** Begin TEXT PROVIDED **
Performance numbers are useful only when the intended backend actually ran.

Treat any log containing Falling back to diffusers backend, Using diffusers backend, or Loaded diffusers pipeline as invalid for native SGLang performance tuning.
Use --backend diffusers only for an explicit diffusers baseline. For native recipes, leave the default backend or pin --backend sglang.
If a fallback happened, fix pipeline registration/model-path/config issues first, then rerun. Do not compare perf dumps collected from a fallback run.
When the runtime auto-selects parallel settings because the user omitted them, keep the result as an auto-tuned baseline. For reproducible tuning, pin --num-gpus, --ulysses-degree, --ring-degree, and --enable-cfg-parallel explicitly.

Reference: SGLang-Diffusion Advanced Optimizations Blog

Section 1: Lossless Optimizations

These options are intended to preserve output quality. In practice, some paths (most notably torch.compile) can still introduce small floating-point drift, so validate on your target model when numerical parity matters.

Option	CLI Flag / Env Var	What It Does	Speedup	Limitations / Notes
torch.compile	`--enable-torch-compile`	Applies `torch.compile` to the DiT forward pass, fusing ops and reducing kernel launch overhead.	~1.2–1.5x on denoising	First request is slow (compilation). May cause minor precision drifts due to PyTorch issue #145213. Pair with `--warmup` for best results.
Warmup	`--warmup`	Runs dummy forward passes to warm up CUDA caches, JIT, and `torch.compile`. Eliminates cold-start penalty.	Removes first-request latency spike	Adds startup time. Without `--warmup-resolutions`, warmup happens on first request.
** End TEXT PROVIDED **
DIRECTION A
Reproduce the listing exactly, starting at its first line and continuing through the line that contains "The spindle tube 14 is at (565, 582).", with that line included.
** Begin DATA SHOWN **
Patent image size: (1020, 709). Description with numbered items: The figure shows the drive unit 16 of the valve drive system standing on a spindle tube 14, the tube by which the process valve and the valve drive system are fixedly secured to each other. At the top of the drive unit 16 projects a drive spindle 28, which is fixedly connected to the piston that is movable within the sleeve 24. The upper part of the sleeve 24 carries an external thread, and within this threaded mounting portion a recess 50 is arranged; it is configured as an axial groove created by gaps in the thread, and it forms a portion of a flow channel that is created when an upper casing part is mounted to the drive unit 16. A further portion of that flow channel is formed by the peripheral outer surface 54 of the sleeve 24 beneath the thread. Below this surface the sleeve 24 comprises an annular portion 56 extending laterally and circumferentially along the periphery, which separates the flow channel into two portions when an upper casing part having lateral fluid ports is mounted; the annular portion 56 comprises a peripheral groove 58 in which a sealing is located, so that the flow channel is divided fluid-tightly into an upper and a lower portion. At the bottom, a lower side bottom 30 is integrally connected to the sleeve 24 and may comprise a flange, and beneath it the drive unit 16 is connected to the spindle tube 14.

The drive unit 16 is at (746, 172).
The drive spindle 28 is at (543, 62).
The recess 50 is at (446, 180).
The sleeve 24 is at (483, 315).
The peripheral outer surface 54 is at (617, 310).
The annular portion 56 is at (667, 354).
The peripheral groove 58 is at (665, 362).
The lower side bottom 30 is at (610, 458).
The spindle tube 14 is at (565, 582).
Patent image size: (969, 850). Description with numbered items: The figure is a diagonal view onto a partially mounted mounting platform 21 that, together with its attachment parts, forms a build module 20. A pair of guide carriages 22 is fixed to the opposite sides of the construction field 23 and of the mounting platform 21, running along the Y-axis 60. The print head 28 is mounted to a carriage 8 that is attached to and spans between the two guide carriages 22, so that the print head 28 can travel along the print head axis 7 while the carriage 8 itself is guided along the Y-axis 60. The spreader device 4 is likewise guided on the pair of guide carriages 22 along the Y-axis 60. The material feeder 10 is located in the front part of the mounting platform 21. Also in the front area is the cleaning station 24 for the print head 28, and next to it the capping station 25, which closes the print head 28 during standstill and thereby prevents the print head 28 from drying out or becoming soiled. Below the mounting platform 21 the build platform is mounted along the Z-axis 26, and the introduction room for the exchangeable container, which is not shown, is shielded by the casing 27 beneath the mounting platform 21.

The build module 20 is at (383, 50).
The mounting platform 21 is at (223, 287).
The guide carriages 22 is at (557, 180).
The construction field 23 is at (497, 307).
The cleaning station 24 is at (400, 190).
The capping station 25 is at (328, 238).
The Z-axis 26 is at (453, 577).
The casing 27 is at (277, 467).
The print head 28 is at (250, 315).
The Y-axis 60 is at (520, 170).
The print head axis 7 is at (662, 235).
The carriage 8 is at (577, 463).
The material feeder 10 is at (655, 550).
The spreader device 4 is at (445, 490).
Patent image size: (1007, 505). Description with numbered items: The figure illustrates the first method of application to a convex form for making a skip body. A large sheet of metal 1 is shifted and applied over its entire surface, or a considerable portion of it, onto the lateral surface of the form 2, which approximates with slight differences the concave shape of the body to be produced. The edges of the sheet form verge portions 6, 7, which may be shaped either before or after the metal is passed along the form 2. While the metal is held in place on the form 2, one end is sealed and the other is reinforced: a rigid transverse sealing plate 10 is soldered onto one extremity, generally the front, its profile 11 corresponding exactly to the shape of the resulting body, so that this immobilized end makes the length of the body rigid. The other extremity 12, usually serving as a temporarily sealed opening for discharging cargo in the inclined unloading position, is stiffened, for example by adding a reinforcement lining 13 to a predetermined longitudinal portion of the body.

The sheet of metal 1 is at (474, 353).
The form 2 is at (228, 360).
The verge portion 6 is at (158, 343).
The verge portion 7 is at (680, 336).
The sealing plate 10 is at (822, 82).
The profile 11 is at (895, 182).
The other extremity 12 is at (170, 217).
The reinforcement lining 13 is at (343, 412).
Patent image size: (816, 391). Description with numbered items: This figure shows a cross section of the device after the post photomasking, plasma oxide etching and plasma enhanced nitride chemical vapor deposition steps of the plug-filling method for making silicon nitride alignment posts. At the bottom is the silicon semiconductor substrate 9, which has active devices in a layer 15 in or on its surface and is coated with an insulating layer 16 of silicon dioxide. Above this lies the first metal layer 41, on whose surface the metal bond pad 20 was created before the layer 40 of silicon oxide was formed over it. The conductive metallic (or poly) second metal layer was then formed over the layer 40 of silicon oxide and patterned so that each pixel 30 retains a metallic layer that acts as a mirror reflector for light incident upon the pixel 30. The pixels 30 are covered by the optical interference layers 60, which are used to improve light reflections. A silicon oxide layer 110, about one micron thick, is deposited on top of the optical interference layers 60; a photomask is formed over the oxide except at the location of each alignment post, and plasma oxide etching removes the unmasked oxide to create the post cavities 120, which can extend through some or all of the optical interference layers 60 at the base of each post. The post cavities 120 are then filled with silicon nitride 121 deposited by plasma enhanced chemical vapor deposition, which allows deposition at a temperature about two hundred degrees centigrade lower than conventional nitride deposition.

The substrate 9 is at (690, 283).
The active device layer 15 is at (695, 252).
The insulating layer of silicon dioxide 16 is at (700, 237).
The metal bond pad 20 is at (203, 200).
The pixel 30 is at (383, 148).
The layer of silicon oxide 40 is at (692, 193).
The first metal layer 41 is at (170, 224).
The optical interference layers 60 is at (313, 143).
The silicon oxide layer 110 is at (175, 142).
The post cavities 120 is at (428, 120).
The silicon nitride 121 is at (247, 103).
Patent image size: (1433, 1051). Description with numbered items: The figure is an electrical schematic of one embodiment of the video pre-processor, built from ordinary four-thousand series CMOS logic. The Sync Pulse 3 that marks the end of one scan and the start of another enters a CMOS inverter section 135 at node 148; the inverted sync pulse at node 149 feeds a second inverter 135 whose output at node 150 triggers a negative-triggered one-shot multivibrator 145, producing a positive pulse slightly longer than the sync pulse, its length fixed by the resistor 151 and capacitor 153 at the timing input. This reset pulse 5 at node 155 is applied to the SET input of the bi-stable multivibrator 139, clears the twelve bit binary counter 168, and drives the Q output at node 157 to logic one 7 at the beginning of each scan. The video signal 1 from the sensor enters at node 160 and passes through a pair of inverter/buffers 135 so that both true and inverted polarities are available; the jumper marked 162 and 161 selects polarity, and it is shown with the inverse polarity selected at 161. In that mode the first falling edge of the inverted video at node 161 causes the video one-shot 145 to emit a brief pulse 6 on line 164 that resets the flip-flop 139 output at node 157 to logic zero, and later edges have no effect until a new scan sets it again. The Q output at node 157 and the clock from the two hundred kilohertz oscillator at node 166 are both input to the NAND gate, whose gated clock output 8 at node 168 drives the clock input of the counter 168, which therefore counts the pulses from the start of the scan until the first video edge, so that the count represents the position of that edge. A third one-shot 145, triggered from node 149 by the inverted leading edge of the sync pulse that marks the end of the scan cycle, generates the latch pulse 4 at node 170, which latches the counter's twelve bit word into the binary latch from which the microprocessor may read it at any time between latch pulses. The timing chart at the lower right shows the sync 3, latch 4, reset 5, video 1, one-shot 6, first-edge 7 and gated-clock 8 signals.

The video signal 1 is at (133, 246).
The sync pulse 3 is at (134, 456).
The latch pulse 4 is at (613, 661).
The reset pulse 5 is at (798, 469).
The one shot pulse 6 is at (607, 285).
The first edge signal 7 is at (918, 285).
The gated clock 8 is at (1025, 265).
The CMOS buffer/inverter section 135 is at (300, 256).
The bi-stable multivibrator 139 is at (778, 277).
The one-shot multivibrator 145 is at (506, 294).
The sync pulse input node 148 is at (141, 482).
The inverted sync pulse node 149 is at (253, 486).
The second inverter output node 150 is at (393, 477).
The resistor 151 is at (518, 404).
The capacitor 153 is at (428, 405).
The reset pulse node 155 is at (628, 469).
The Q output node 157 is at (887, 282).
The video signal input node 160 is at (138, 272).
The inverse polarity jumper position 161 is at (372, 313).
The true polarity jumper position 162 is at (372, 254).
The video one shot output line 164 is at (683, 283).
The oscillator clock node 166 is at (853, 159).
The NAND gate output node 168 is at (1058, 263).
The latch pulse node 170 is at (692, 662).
** End DATA SHOWN **
DIRECTION B
For each statement below, say whether it agrees with the text on SGLang performance tuning. Answer yes or no, and quote the deciding words of that text exactly.
(i) The `--backend diffusers` option should be used only for an explicit diffusers baseline.
(ii) Perf dumps collected from a fallback run may be compared with other runs.
(iii) The `--warmup` option adds no startup time.

RESPONSE A
Patent image size: (1020, 709). Description with numbered items: The figure shows the drive unit 16 of the valve drive system standing on a spindle tube 14, the tube by which the process valve and the valve drive system are fixedly secured to each other. At the top of the drive unit 16 projects a drive spindle 28, which is fixedly connected to the piston that is movable within the sleeve 24. The upper part of the sleeve 24 carries an external thread, and within this threaded mounting portion a recess 50 is arranged; it is configured as an axial groove created by gaps in the thread, and it forms a portion of a flow channel that is created when an upper casing part is mounted to the drive unit 16. A further portion of that flow channel is formed by the peripheral outer surface 54 of the sleeve 24 beneath the thread. Below this surface the sleeve 24 comprises an annular portion 56 extending laterally and circumferentially along the periphery, which separates the flow channel into two portions when an upper casing part having lateral fluid ports is mounted; the annular portion 56 comprises a peripheral groove 58 in which a sealing is located, so that the flow channel is divided fluid-tightly into an upper and a lower portion. At the bottom, a lower side bottom 30 is integrally connected to the sleeve 24 and may comprise a flange, and beneath it the drive unit 16 is connected to the spindle tube 14.

The drive unit 16 is at (746, 172).
The drive spindle 28 is at (543, 62).
The recess 50 is at (446, 180).
The sleeve 24 is at (483, 315).
The peripheral outer surface 54 is at (617, 310).
The annular portion 56 is at (667, 354).
The peripheral groove 58 is at (665, 362).
The lower side bottom 30 is at (610, 458).
The spindle tube 14 is at (565, 582).

RESPONSE B
(i) Yes: "Use --backend diffusers only for an explicit diffusers baseline."
(ii) No: "Do not compare perf dumps collected from a fallback run."
(iii) No: "Adds startup time."